### Aim
The records below must be copied in full; omit the images.

### Available records
※ ※ ※

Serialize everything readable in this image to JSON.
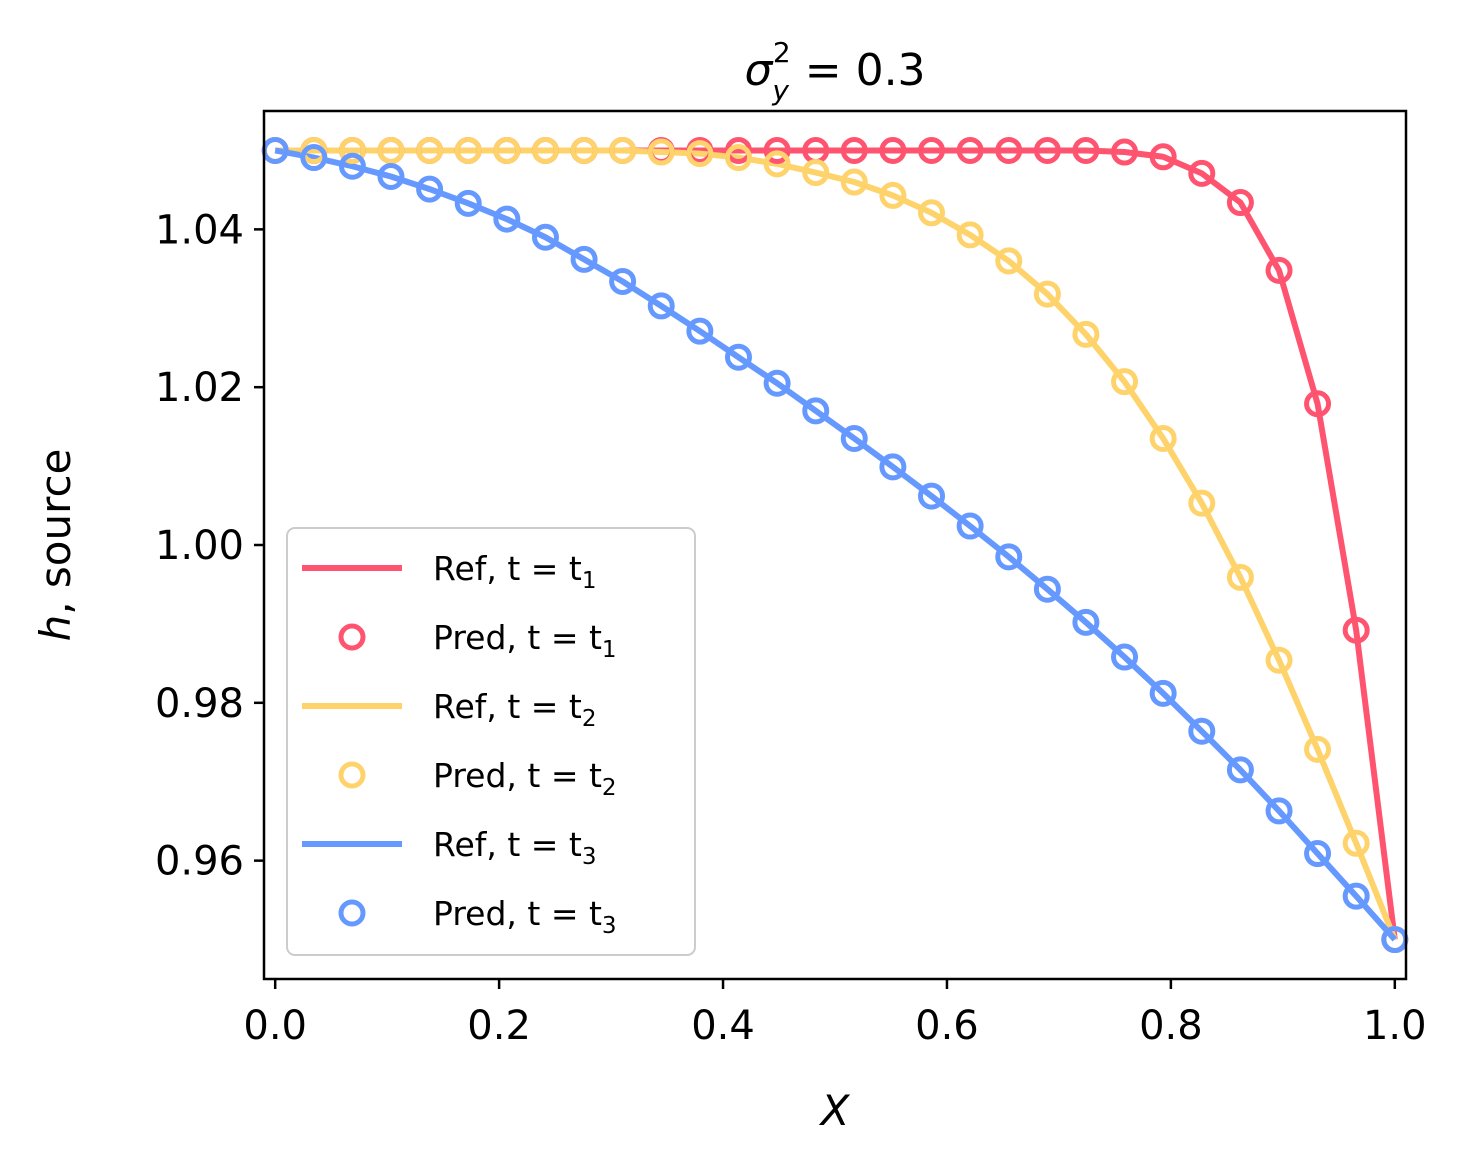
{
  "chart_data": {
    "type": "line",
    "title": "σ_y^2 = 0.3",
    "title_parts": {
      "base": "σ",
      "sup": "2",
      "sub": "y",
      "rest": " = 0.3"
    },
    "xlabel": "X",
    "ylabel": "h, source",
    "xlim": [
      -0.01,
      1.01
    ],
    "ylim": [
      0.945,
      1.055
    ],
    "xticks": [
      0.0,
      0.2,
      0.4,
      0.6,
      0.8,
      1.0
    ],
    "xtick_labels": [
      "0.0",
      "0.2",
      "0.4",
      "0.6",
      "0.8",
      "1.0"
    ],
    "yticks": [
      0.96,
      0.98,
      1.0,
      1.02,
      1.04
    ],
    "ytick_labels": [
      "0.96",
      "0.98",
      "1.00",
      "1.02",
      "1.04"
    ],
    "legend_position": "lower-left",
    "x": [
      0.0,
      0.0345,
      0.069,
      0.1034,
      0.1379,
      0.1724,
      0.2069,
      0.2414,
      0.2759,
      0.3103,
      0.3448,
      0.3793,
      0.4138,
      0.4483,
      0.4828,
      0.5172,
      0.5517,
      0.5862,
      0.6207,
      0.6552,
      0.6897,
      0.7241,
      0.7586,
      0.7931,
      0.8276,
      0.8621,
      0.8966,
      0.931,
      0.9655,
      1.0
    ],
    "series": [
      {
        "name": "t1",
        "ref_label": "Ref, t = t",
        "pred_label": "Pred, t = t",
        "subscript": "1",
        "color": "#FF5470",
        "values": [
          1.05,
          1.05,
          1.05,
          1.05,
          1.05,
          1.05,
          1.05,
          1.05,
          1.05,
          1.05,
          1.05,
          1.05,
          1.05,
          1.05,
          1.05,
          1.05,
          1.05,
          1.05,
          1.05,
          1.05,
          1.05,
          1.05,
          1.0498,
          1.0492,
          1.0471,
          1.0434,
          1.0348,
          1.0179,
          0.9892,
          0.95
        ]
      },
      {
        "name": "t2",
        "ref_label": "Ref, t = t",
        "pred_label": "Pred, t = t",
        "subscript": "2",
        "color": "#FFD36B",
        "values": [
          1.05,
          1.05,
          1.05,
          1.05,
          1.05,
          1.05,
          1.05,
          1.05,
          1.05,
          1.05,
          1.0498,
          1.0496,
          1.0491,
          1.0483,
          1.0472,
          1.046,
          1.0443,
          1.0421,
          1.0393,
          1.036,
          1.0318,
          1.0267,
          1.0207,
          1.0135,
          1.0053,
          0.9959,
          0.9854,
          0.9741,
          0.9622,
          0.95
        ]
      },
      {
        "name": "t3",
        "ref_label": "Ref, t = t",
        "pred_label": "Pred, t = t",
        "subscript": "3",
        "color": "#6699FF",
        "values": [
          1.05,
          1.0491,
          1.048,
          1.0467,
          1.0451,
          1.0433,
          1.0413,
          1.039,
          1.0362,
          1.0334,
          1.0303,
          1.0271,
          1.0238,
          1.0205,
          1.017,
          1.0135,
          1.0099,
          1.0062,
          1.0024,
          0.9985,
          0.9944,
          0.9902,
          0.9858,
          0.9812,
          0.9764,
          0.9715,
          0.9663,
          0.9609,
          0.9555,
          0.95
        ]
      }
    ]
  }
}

※ ※ ※

### Exercise output
Serialize everything readable in this image to JSON.
{
  "chart_data": {
    "type": "line",
    "title": "σ_y^2 = 0.3",
    "title_parts": {
      "base": "σ",
      "sup": "2",
      "sub": "y",
      "rest": " = 0.3"
    },
    "xlabel": "X",
    "ylabel": "h, source",
    "xlim": [
      -0.01,
      1.01
    ],
    "ylim": [
      0.945,
      1.055
    ],
    "xticks": [
      0.0,
      0.2,
      0.4,
      0.6,
      0.8,
      1.0
    ],
    "xtick_labels": [
      "0.0",
      "0.2",
      "0.4",
      "0.6",
      "0.8",
      "1.0"
    ],
    "yticks": [
      0.96,
      0.98,
      1.0,
      1.02,
      1.04
    ],
    "ytick_labels": [
      "0.96",
      "0.98",
      "1.00",
      "1.02",
      "1.04"
    ],
    "legend_position": "lower-left",
    "x": [
      0.0,
      0.0345,
      0.069,
      0.1034,
      0.1379,
      0.1724,
      0.2069,
      0.2414,
      0.2759,
      0.3103,
      0.3448,
      0.3793,
      0.4138,
      0.4483,
      0.4828,
      0.5172,
      0.5517,
      0.5862,
      0.6207,
      0.6552,
      0.6897,
      0.7241,
      0.7586,
      0.7931,
      0.8276,
      0.8621,
      0.8966,
      0.931,
      0.9655,
      1.0
    ],
    "series": [
      {
        "name": "t1",
        "ref_label": "Ref, t = t",
        "pred_label": "Pred, t = t",
        "subscript": "1",
        "color": "#FF5470",
        "values": [
          1.05,
          1.05,
          1.05,
          1.05,
          1.05,
          1.05,
          1.05,
          1.05,
          1.05,
          1.05,
          1.05,
          1.05,
          1.05,
          1.05,
          1.05,
          1.05,
          1.05,
          1.05,
          1.05,
          1.05,
          1.05,
          1.05,
          1.0498,
          1.0492,
          1.0471,
          1.0434,
          1.0348,
          1.0179,
          0.9892,
          0.95
        ]
      },
      {
        "name": "t2",
        "ref_label": "Ref, t = t",
        "pred_label": "Pred, t = t",
        "subscript": "2",
        "color": "#FFD36B",
        "values": [
          1.05,
          1.05,
          1.05,
          1.05,
          1.05,
          1.05,
          1.05,
          1.05,
          1.05,
          1.05,
          1.0498,
          1.0496,
          1.0491,
          1.0483,
          1.0472,
          1.046,
          1.0443,
          1.0421,
          1.0393,
          1.036,
          1.0318,
          1.0267,
          1.0207,
          1.0135,
          1.0053,
          0.9959,
          0.9854,
          0.9741,
          0.9622,
          0.95
        ]
      },
      {
        "name": "t3",
        "ref_label": "Ref, t = t",
        "pred_label": "Pred, t = t",
        "subscript": "3",
        "color": "#6699FF",
        "values": [
          1.05,
          1.0491,
          1.048,
          1.0467,
          1.0451,
          1.0433,
          1.0413,
          1.039,
          1.0362,
          1.0334,
          1.0303,
          1.0271,
          1.0238,
          1.0205,
          1.017,
          1.0135,
          1.0099,
          1.0062,
          1.0024,
          0.9985,
          0.9944,
          0.9902,
          0.9858,
          0.9812,
          0.9764,
          0.9715,
          0.9663,
          0.9609,
          0.9555,
          0.95
        ]
      }
    ]
  }
}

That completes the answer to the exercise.